#### [The request]
Retype the whole listing verbatim and keep the pictures out of it.
--- START ---
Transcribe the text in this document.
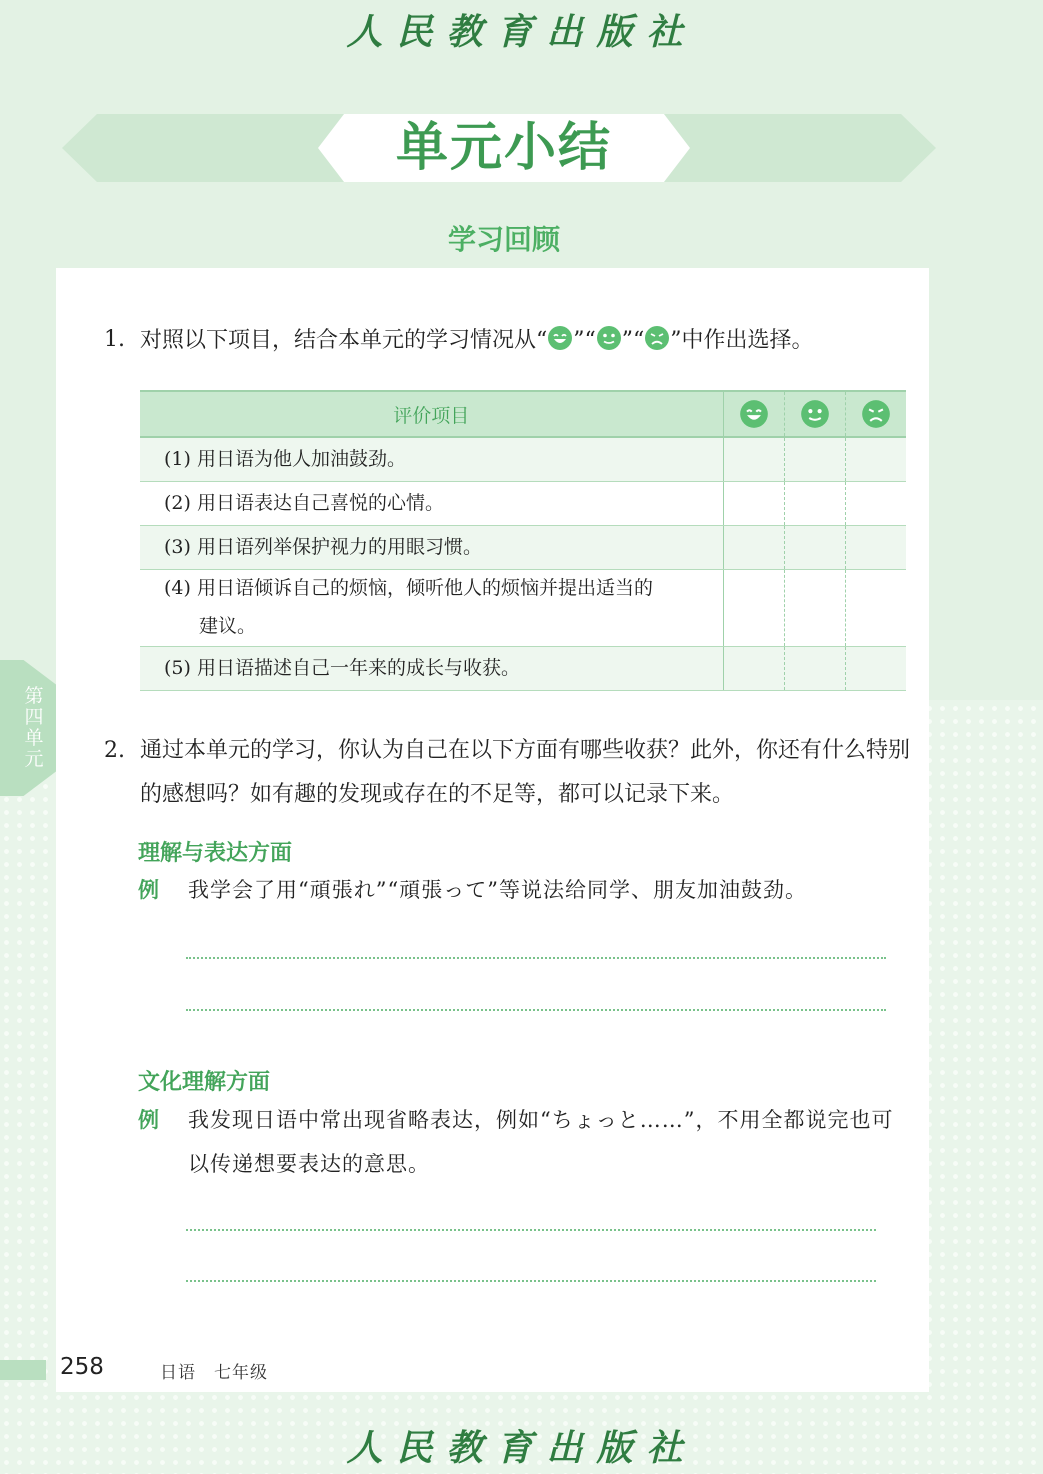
人民教育出版社
单元小结
学习回顾
第四单元
1. 对照以下项目，结合本单元的学习情况从“ ”“ ”“ ”中作出选择。
评价项目			
(1) 用日语为他人加油鼓劲。			
(2) 用日语表达自己喜悦的心情。			
(3) 用日语列举保护视力的用眼习惯。			

(4) 用日语倾诉自己的烦恼，倾听他人的烦恼并提出适当的
建议。			

(5) 用日语描述自己一年来的成长与收获。			
2. 通过本单元的学习，你认为自己在以下方面有哪些收获？此外，你还有什么特别的感想吗？如有趣的发现或存在的不足等，都可以记录下来。
理解与表达方面
例 我学会了用“頑張れ”“頑張って”等说法给同学、朋友加油鼓劲。
文化理解方面
例 我发现日语中常出现省略表达，例如“ちょっと……”，不用全都说完也可以传递想要表达的意思。
258	日语　七年级
人民教育出版社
--- END ---
#### [Answer to this task]
Transcribe the text in this document.
人民教育出版社
单元小结
学习回顾
第四单元
1. 对照以下项目，结合本单元的学习情况从“ ”“ ”“ ”中作出选择。
评价项目			
(1) 用日语为他人加油鼓劲。			
(2) 用日语表达自己喜悦的心情。			
(3) 用日语列举保护视力的用眼习惯。			

(4) 用日语倾诉自己的烦恼，倾听他人的烦恼并提出适当的
建议。			

(5) 用日语描述自己一年来的成长与收获。			
2. 通过本单元的学习，你认为自己在以下方面有哪些收获？此外，你还有什么特别的感想吗？如有趣的发现或存在的不足等，都可以记录下来。
理解与表达方面
例 我学会了用“頑張れ”“頑張って”等说法给同学、朋友加油鼓劲。
文化理解方面
例 我发现日语中常出现省略表达，例如“ちょっと……”，不用全都说完也可以传递想要表达的意思。
258	日语　七年级
人民教育出版社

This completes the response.